[Start of DATA ROWS]

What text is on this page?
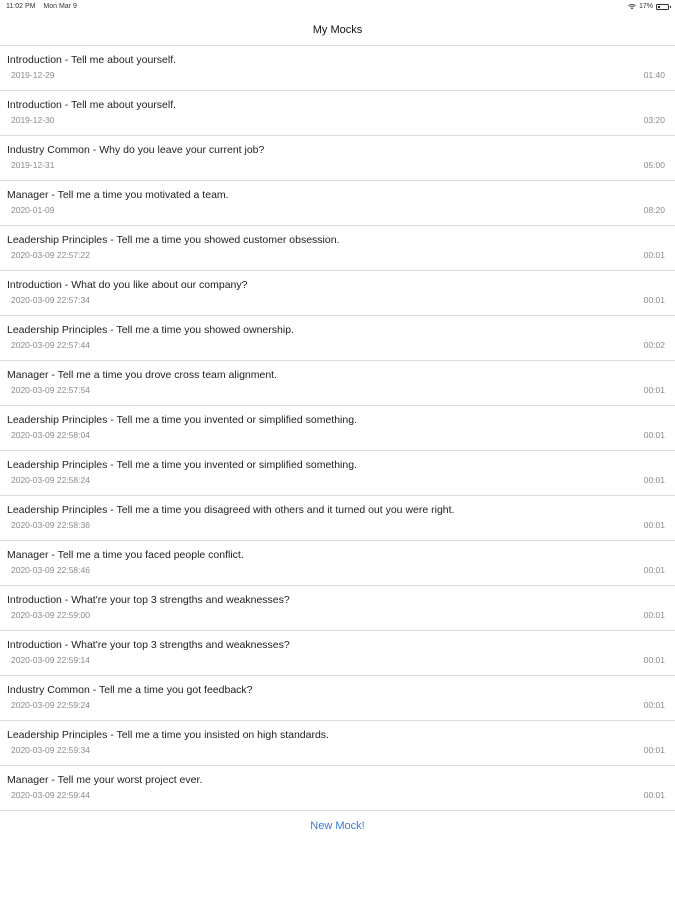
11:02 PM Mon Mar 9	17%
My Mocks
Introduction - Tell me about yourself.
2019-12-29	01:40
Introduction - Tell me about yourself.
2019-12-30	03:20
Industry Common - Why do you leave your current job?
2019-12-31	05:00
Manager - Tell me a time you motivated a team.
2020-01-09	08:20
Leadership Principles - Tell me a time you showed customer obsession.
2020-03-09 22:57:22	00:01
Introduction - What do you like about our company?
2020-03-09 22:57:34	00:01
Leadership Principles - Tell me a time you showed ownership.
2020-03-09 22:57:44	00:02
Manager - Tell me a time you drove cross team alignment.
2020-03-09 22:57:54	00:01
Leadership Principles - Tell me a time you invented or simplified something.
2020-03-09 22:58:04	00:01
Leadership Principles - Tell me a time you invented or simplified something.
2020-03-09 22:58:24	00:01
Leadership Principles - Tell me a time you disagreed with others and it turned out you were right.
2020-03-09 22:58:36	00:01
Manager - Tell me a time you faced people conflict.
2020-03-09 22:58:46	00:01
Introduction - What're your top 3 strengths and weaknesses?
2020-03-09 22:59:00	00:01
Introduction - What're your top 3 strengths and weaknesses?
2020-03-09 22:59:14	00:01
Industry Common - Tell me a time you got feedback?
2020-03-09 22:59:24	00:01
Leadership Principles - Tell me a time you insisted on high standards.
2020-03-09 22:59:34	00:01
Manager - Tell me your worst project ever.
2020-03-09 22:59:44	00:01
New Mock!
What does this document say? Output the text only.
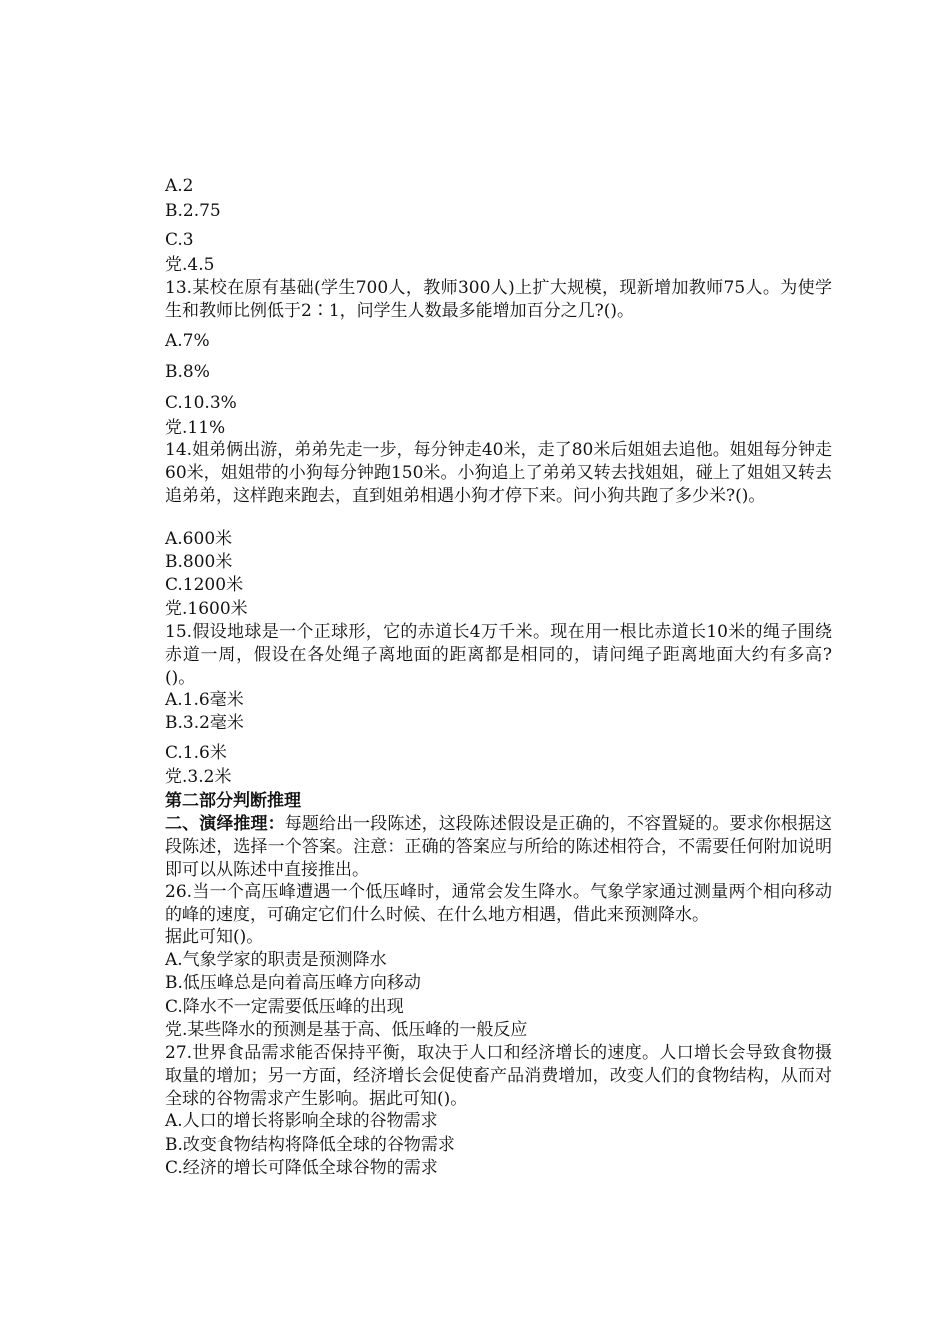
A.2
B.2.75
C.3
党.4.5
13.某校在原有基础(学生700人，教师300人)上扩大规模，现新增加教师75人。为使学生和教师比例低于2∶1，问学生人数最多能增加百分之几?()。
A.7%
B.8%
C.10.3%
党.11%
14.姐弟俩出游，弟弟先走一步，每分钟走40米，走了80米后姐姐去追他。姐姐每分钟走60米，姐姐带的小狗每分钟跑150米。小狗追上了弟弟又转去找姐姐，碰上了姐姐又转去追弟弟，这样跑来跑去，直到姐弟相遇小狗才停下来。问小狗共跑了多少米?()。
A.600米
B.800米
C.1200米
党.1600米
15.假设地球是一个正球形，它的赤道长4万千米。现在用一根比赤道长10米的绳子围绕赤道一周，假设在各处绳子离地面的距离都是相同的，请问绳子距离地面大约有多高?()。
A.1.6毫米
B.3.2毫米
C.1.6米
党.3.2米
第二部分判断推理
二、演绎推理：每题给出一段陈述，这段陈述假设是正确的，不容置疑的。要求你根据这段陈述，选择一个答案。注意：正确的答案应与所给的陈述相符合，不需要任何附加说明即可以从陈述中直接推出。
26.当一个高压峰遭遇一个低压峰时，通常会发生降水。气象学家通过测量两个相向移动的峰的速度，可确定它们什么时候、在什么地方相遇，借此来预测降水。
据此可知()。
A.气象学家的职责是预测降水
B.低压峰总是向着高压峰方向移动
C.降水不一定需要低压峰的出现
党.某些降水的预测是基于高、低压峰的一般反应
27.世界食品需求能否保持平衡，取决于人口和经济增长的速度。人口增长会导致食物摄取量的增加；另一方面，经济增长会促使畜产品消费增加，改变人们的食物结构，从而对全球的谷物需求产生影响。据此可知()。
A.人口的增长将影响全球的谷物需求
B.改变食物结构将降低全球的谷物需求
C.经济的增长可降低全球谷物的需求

[End of DATA ROWS]

__REQUIRED TASK__. Every record must be copied exactly, with images dropped from the result.

__FINISHED TASK__.
What text is on this page?
11:02 PM Mon Mar 9	17%
My Mocks
Introduction - Tell me about yourself.
2019-12-29	01:40
Introduction - Tell me about yourself.
2019-12-30	03:20
Industry Common - Why do you leave your current job?
2019-12-31	05:00
Manager - Tell me a time you motivated a team.
2020-01-09	08:20
Leadership Principles - Tell me a time you showed customer obsession.
2020-03-09 22:57:22	00:01
Introduction - What do you like about our company?
2020-03-09 22:57:34	00:01
Leadership Principles - Tell me a time you showed ownership.
2020-03-09 22:57:44	00:02
Manager - Tell me a time you drove cross team alignment.
2020-03-09 22:57:54	00:01
Leadership Principles - Tell me a time you invented or simplified something.
2020-03-09 22:58:04	00:01
Leadership Principles - Tell me a time you invented or simplified something.
2020-03-09 22:58:24	00:01
Leadership Principles - Tell me a time you disagreed with others and it turned out you were right.
2020-03-09 22:58:36	00:01
Manager - Tell me a time you faced people conflict.
2020-03-09 22:58:46	00:01
Introduction - What're your top 3 strengths and weaknesses?
2020-03-09 22:59:00	00:01
Introduction - What're your top 3 strengths and weaknesses?
2020-03-09 22:59:14	00:01
Industry Common - Tell me a time you got feedback?
2020-03-09 22:59:24	00:01
Leadership Principles - Tell me a time you insisted on high standards.
2020-03-09 22:59:34	00:01
Manager - Tell me your worst project ever.
2020-03-09 22:59:44	00:01
New Mock!
What does this document say? Output the text only.
A.2
B.2.75
C.3
党.4.5
13.某校在原有基础(学生700人，教师300人)上扩大规模，现新增加教师75人。为使学生和教师比例低于2∶1，问学生人数最多能增加百分之几?()。
A.7%
B.8%
C.10.3%
党.11%
14.姐弟俩出游，弟弟先走一步，每分钟走40米，走了80米后姐姐去追他。姐姐每分钟走60米，姐姐带的小狗每分钟跑150米。小狗追上了弟弟又转去找姐姐，碰上了姐姐又转去追弟弟，这样跑来跑去，直到姐弟相遇小狗才停下来。问小狗共跑了多少米?()。
A.600米
B.800米
C.1200米
党.1600米
15.假设地球是一个正球形，它的赤道长4万千米。现在用一根比赤道长10米的绳子围绕赤道一周，假设在各处绳子离地面的距离都是相同的，请问绳子距离地面大约有多高?()。
A.1.6毫米
B.3.2毫米
C.1.6米
党.3.2米
第二部分判断推理
二、演绎推理：每题给出一段陈述，这段陈述假设是正确的，不容置疑的。要求你根据这段陈述，选择一个答案。注意：正确的答案应与所给的陈述相符合，不需要任何附加说明即可以从陈述中直接推出。
26.当一个高压峰遭遇一个低压峰时，通常会发生降水。气象学家通过测量两个相向移动的峰的速度，可确定它们什么时候、在什么地方相遇，借此来预测降水。
据此可知()。
A.气象学家的职责是预测降水
B.低压峰总是向着高压峰方向移动
C.降水不一定需要低压峰的出现
党.某些降水的预测是基于高、低压峰的一般反应
27.世界食品需求能否保持平衡，取决于人口和经济增长的速度。人口增长会导致食物摄取量的增加；另一方面，经济增长会促使畜产品消费增加，改变人们的食物结构，从而对全球的谷物需求产生影响。据此可知()。
A.人口的增长将影响全球的谷物需求
B.改变食物结构将降低全球的谷物需求
C.经济的增长可降低全球谷物的需求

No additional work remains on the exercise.